**Directive**
Tally the lines with the word "Trend" and report the number alone.

**Extracted records**
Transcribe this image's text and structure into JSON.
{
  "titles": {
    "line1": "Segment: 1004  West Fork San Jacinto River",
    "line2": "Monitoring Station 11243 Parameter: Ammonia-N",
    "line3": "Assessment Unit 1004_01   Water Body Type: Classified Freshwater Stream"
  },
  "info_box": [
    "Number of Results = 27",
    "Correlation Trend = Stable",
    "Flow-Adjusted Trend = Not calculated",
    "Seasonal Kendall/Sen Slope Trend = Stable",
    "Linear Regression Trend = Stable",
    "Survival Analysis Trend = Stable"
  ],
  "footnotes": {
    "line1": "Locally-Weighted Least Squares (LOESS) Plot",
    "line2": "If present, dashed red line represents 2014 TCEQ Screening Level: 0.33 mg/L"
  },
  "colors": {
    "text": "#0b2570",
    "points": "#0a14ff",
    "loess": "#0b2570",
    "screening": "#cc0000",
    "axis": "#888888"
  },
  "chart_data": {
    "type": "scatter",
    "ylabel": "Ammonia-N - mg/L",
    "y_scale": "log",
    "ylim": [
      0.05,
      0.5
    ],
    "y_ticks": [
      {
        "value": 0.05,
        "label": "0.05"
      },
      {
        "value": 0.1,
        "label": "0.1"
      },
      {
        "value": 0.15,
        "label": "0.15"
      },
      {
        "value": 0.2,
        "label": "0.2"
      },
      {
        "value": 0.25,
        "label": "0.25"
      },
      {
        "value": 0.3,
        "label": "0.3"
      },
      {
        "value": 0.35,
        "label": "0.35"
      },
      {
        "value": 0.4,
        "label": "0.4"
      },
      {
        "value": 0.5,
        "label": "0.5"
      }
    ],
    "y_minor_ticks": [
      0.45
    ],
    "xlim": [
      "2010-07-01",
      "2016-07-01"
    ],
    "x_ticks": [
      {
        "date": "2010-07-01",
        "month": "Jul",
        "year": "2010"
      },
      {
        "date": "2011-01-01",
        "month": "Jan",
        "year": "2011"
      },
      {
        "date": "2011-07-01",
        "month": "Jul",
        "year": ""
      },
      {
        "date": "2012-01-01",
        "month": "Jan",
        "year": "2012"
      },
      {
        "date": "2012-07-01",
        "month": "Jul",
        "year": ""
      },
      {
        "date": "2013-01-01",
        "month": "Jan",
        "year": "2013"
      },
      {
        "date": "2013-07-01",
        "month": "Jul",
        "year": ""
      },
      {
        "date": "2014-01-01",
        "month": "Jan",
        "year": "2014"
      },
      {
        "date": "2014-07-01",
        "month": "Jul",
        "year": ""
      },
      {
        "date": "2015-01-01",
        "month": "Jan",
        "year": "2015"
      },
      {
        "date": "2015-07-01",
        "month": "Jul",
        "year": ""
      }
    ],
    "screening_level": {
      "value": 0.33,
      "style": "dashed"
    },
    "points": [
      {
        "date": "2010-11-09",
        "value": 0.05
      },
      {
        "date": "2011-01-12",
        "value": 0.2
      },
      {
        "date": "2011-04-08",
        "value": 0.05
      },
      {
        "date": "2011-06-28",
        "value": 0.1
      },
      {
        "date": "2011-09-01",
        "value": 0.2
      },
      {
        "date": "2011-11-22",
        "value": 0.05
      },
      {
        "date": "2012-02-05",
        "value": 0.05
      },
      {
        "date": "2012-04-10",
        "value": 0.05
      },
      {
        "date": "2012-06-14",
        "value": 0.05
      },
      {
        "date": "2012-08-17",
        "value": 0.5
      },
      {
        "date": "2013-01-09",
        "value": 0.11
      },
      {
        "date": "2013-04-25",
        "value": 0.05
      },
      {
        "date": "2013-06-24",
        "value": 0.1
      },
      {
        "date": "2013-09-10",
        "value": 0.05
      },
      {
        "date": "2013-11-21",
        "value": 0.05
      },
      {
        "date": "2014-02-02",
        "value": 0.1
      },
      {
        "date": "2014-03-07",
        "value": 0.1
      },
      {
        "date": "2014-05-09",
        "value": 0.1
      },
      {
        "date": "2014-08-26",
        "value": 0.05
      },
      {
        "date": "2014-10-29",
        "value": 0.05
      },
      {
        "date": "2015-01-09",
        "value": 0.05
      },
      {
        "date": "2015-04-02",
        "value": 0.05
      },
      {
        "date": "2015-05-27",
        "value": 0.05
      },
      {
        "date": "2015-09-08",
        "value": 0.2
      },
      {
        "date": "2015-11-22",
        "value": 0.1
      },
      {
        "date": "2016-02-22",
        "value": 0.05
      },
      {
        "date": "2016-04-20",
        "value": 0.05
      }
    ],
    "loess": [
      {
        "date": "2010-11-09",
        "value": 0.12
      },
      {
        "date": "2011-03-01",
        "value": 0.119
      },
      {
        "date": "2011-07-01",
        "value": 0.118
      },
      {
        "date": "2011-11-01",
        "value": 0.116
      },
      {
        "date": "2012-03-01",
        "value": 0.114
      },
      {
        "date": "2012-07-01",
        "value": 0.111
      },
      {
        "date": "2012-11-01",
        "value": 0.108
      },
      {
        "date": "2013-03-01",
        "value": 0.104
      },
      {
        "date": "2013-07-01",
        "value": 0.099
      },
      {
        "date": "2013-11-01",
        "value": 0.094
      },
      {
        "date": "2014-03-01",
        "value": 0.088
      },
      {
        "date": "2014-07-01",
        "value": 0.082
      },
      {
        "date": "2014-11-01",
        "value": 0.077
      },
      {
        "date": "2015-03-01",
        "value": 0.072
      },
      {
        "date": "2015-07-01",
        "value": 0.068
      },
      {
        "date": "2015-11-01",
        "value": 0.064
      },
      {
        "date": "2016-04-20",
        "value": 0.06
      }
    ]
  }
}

**Task result**
5